EXERCISE DETAILS -> In the entries below, how many lines hold the string "Pressure"? Give only the number.

*** RECORDS ***

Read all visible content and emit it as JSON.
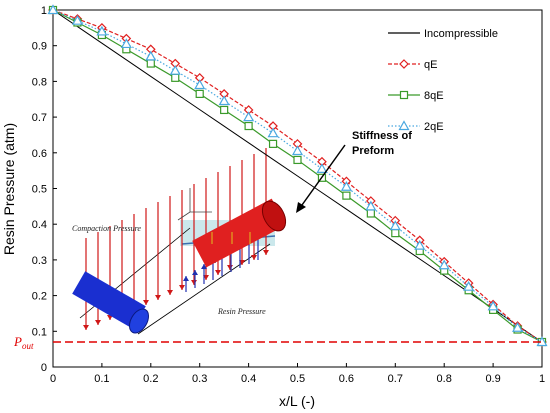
{
  "chart_data": {
    "type": "line",
    "xlabel": "x/L (-)",
    "ylabel": "Resin Pressure (atm)",
    "xlim": [
      0,
      1
    ],
    "ylim": [
      0,
      1
    ],
    "x_ticks": [
      "0",
      "0.1",
      "0.2",
      "0.3",
      "0.4",
      "0.5",
      "0.6",
      "0.7",
      "0.8",
      "0.9",
      "1"
    ],
    "y_ticks": [
      "0",
      "0.1",
      "0.2",
      "0.3",
      "0.4",
      "0.5",
      "0.6",
      "0.7",
      "0.8",
      "0.9",
      "1"
    ],
    "grid": false,
    "legend_position": "top-right",
    "x": [
      0,
      0.05,
      0.1,
      0.15,
      0.2,
      0.25,
      0.3,
      0.35,
      0.4,
      0.45,
      0.5,
      0.55,
      0.6,
      0.65,
      0.7,
      0.75,
      0.8,
      0.85,
      0.9,
      0.95,
      1
    ],
    "series": [
      {
        "name": "Incompressible",
        "color": "#000000",
        "marker": "none",
        "dash": "solid",
        "values": [
          1,
          0.9535,
          0.907,
          0.8605,
          0.814,
          0.7675,
          0.721,
          0.6745,
          0.628,
          0.5815,
          0.535,
          0.4885,
          0.442,
          0.3955,
          0.349,
          0.3025,
          0.256,
          0.2095,
          0.163,
          0.1165,
          0.07
        ]
      },
      {
        "name": "qE",
        "color": "#e02020",
        "marker": "diamond",
        "dash": "dashed",
        "values": [
          1,
          0.975,
          0.95,
          0.92,
          0.89,
          0.85,
          0.81,
          0.765,
          0.72,
          0.675,
          0.625,
          0.575,
          0.52,
          0.465,
          0.41,
          0.355,
          0.295,
          0.235,
          0.175,
          0.115,
          0.07
        ]
      },
      {
        "name": "8qE",
        "color": "#3a9a2a",
        "marker": "square",
        "dash": "solid",
        "values": [
          1,
          0.965,
          0.93,
          0.89,
          0.85,
          0.81,
          0.765,
          0.72,
          0.675,
          0.625,
          0.58,
          0.53,
          0.48,
          0.43,
          0.375,
          0.325,
          0.27,
          0.215,
          0.16,
          0.105,
          0.07
        ]
      },
      {
        "name": "2qE",
        "color": "#4aa8e0",
        "marker": "triangle",
        "dash": "dotted",
        "values": [
          1,
          0.97,
          0.94,
          0.905,
          0.87,
          0.83,
          0.79,
          0.745,
          0.7,
          0.655,
          0.605,
          0.555,
          0.505,
          0.45,
          0.395,
          0.34,
          0.285,
          0.225,
          0.17,
          0.11,
          0.07
        ]
      }
    ],
    "reference_line": {
      "label_main": "P",
      "label_sub": "out",
      "y": 0.07,
      "color": "#e00000"
    },
    "annotation": {
      "line1": "Stiffness of",
      "line2": "Preform"
    },
    "inset": {
      "compaction_label": "Compaction Pressure",
      "resin_label": "Resin Pressure"
    }
  }
}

***

PROBLEM SOLUTION -> 3